* begin Data for the task *

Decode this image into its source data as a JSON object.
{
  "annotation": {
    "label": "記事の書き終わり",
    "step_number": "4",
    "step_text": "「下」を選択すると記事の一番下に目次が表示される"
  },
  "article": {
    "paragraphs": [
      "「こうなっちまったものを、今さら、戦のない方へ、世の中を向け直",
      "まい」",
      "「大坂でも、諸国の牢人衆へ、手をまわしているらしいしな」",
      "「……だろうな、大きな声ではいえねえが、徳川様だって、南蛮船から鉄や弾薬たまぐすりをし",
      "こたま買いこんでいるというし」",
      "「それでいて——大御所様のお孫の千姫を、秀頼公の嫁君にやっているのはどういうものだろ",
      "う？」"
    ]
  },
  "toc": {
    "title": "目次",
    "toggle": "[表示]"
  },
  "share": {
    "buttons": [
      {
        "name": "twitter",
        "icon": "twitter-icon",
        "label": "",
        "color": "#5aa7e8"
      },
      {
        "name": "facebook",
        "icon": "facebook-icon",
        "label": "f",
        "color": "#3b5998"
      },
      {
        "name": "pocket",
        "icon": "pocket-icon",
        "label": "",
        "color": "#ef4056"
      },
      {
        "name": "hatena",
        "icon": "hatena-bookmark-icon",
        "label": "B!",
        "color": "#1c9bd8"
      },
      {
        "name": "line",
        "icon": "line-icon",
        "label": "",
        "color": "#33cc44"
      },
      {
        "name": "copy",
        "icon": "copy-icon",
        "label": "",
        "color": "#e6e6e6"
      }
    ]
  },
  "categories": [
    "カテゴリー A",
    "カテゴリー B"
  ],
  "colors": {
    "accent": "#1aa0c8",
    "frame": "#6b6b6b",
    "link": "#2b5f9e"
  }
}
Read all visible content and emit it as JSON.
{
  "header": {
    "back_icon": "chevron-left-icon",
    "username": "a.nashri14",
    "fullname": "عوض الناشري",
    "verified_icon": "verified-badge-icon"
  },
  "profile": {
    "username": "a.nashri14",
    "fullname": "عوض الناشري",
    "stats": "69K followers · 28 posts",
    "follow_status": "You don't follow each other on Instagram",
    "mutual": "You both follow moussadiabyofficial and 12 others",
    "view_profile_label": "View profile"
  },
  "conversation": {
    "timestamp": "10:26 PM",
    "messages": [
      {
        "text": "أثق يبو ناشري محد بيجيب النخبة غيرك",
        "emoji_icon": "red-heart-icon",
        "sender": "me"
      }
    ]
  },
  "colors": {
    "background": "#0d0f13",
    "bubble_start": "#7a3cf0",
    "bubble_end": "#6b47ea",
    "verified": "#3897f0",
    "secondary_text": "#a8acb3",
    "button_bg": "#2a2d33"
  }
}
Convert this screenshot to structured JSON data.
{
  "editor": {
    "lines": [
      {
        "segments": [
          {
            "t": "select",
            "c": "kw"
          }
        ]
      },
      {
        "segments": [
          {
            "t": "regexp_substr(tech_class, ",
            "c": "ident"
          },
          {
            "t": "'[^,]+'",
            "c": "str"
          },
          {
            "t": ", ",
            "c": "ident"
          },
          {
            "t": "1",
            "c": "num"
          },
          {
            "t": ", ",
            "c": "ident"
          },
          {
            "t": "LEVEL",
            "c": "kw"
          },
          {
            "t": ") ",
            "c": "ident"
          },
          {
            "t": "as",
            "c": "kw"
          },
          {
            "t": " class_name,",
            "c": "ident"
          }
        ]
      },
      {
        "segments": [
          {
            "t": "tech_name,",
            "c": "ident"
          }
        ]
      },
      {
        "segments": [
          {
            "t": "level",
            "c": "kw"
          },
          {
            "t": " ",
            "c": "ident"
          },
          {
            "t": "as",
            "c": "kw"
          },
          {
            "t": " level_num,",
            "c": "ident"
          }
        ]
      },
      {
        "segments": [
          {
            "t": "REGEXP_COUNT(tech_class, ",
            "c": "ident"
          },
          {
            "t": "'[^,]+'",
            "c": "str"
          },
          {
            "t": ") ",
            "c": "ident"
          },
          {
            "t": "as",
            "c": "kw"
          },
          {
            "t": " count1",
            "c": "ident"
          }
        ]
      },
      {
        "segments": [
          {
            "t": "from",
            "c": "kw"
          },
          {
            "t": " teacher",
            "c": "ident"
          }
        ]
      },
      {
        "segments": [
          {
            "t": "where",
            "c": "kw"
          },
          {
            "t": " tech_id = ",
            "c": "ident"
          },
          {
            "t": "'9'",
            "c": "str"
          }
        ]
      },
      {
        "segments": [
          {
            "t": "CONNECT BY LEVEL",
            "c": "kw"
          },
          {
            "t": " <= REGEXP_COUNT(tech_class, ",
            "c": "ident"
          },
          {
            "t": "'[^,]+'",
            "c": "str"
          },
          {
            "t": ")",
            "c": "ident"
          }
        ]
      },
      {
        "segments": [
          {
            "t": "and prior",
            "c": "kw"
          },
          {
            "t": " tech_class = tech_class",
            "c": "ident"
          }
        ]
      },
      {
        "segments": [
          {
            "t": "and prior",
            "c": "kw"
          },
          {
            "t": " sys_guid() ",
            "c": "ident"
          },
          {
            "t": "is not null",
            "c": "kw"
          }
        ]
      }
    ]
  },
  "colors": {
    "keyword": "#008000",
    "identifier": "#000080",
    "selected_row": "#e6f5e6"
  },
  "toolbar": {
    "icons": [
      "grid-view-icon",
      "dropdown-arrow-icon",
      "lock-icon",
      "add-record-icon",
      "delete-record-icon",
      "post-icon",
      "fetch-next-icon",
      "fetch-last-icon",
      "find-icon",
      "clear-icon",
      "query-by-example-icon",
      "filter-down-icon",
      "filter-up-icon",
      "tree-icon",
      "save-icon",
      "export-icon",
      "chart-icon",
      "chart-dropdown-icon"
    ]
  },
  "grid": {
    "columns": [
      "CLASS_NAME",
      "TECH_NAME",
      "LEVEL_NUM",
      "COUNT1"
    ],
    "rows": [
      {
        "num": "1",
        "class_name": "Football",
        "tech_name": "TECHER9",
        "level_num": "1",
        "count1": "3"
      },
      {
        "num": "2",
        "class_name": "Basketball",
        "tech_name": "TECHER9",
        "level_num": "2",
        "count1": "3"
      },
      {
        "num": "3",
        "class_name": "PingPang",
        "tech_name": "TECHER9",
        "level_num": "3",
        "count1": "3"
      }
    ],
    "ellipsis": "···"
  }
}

* end Data for the task *

- **What you are asked to do**:
Reproduce the data in full, exactly as presented.

- **Response to the exercise**:
Decode this image into its source data as a JSON object.
{
  "annotation": {
    "label": "記事の書き終わり",
    "step_number": "4",
    "step_text": "「下」を選択すると記事の一番下に目次が表示される"
  },
  "article": {
    "paragraphs": [
      "「こうなっちまったものを、今さら、戦のない方へ、世の中を向け直",
      "まい」",
      "「大坂でも、諸国の牢人衆へ、手をまわしているらしいしな」",
      "「……だろうな、大きな声ではいえねえが、徳川様だって、南蛮船から鉄や弾薬たまぐすりをし",
      "こたま買いこんでいるというし」",
      "「それでいて——大御所様のお孫の千姫を、秀頼公の嫁君にやっているのはどういうものだろ",
      "う？」"
    ]
  },
  "toc": {
    "title": "目次",
    "toggle": "[表示]"
  },
  "share": {
    "buttons": [
      {
        "name": "twitter",
        "icon": "twitter-icon",
        "label": "",
        "color": "#5aa7e8"
      },
      {
        "name": "facebook",
        "icon": "facebook-icon",
        "label": "f",
        "color": "#3b5998"
      },
      {
        "name": "pocket",
        "icon": "pocket-icon",
        "label": "",
        "color": "#ef4056"
      },
      {
        "name": "hatena",
        "icon": "hatena-bookmark-icon",
        "label": "B!",
        "color": "#1c9bd8"
      },
      {
        "name": "line",
        "icon": "line-icon",
        "label": "",
        "color": "#33cc44"
      },
      {
        "name": "copy",
        "icon": "copy-icon",
        "label": "",
        "color": "#e6e6e6"
      }
    ]
  },
  "categories": [
    "カテゴリー A",
    "カテゴリー B"
  ],
  "colors": {
    "accent": "#1aa0c8",
    "frame": "#6b6b6b",
    "link": "#2b5f9e"
  }
}
Read all visible content and emit it as JSON.
{
  "header": {
    "back_icon": "chevron-left-icon",
    "username": "a.nashri14",
    "fullname": "عوض الناشري",
    "verified_icon": "verified-badge-icon"
  },
  "profile": {
    "username": "a.nashri14",
    "fullname": "عوض الناشري",
    "stats": "69K followers · 28 posts",
    "follow_status": "You don't follow each other on Instagram",
    "mutual": "You both follow moussadiabyofficial and 12 others",
    "view_profile_label": "View profile"
  },
  "conversation": {
    "timestamp": "10:26 PM",
    "messages": [
      {
        "text": "أثق يبو ناشري محد بيجيب النخبة غيرك",
        "emoji_icon": "red-heart-icon",
        "sender": "me"
      }
    ]
  },
  "colors": {
    "background": "#0d0f13",
    "bubble_start": "#7a3cf0",
    "bubble_end": "#6b47ea",
    "verified": "#3897f0",
    "secondary_text": "#a8acb3",
    "button_bg": "#2a2d33"
  }
}
Convert this screenshot to structured JSON data.
{
  "editor": {
    "lines": [
      {
        "segments": [
          {
            "t": "select",
            "c": "kw"
          }
        ]
      },
      {
        "segments": [
          {
            "t": "regexp_substr(tech_class, ",
            "c": "ident"
          },
          {
            "t": "'[^,]+'",
            "c": "str"
          },
          {
            "t": ", ",
            "c": "ident"
          },
          {
            "t": "1",
            "c": "num"
          },
          {
            "t": ", ",
            "c": "ident"
          },
          {
            "t": "LEVEL",
            "c": "kw"
          },
          {
            "t": ") ",
            "c": "ident"
          },
          {
            "t": "as",
            "c": "kw"
          },
          {
            "t": " class_name,",
            "c": "ident"
          }
        ]
      },
      {
        "segments": [
          {
            "t": "tech_name,",
            "c": "ident"
          }
        ]
      },
      {
        "segments": [
          {
            "t": "level",
            "c": "kw"
          },
          {
            "t": " ",
            "c": "ident"
          },
          {
            "t": "as",
            "c": "kw"
          },
          {
            "t": " level_num,",
            "c": "ident"
          }
        ]
      },
      {
        "segments": [
          {
            "t": "REGEXP_COUNT(tech_class, ",
            "c": "ident"
          },
          {
            "t": "'[^,]+'",
            "c": "str"
          },
          {
            "t": ") ",
            "c": "ident"
          },
          {
            "t": "as",
            "c": "kw"
          },
          {
            "t": " count1",
            "c": "ident"
          }
        ]
      },
      {
        "segments": [
          {
            "t": "from",
            "c": "kw"
          },
          {
            "t": " teacher",
            "c": "ident"
          }
        ]
      },
      {
        "segments": [
          {
            "t": "where",
            "c": "kw"
          },
          {
            "t": " tech_id = ",
            "c": "ident"
          },
          {
            "t": "'9'",
            "c": "str"
          }
        ]
      },
      {
        "segments": [
          {
            "t": "CONNECT BY LEVEL",
            "c": "kw"
          },
          {
            "t": " <= REGEXP_COUNT(tech_class, ",
            "c": "ident"
          },
          {
            "t": "'[^,]+'",
            "c": "str"
          },
          {
            "t": ")",
            "c": "ident"
          }
        ]
      },
      {
        "segments": [
          {
            "t": "and prior",
            "c": "kw"
          },
          {
            "t": " tech_class = tech_class",
            "c": "ident"
          }
        ]
      },
      {
        "segments": [
          {
            "t": "and prior",
            "c": "kw"
          },
          {
            "t": " sys_guid() ",
            "c": "ident"
          },
          {
            "t": "is not null",
            "c": "kw"
          }
        ]
      }
    ]
  },
  "colors": {
    "keyword": "#008000",
    "identifier": "#000080",
    "selected_row": "#e6f5e6"
  },
  "toolbar": {
    "icons": [
      "grid-view-icon",
      "dropdown-arrow-icon",
      "lock-icon",
      "add-record-icon",
      "delete-record-icon",
      "post-icon",
      "fetch-next-icon",
      "fetch-last-icon",
      "find-icon",
      "clear-icon",
      "query-by-example-icon",
      "filter-down-icon",
      "filter-up-icon",
      "tree-icon",
      "save-icon",
      "export-icon",
      "chart-icon",
      "chart-dropdown-icon"
    ]
  },
  "grid": {
    "columns": [
      "CLASS_NAME",
      "TECH_NAME",
      "LEVEL_NUM",
      "COUNT1"
    ],
    "rows": [
      {
        "num": "1",
        "class_name": "Football",
        "tech_name": "TECHER9",
        "level_num": "1",
        "count1": "3"
      },
      {
        "num": "2",
        "class_name": "Basketball",
        "tech_name": "TECHER9",
        "level_num": "2",
        "count1": "3"
      },
      {
        "num": "3",
        "class_name": "PingPang",
        "tech_name": "TECHER9",
        "level_num": "3",
        "count1": "3"
      }
    ],
    "ellipsis": "···"
  }
}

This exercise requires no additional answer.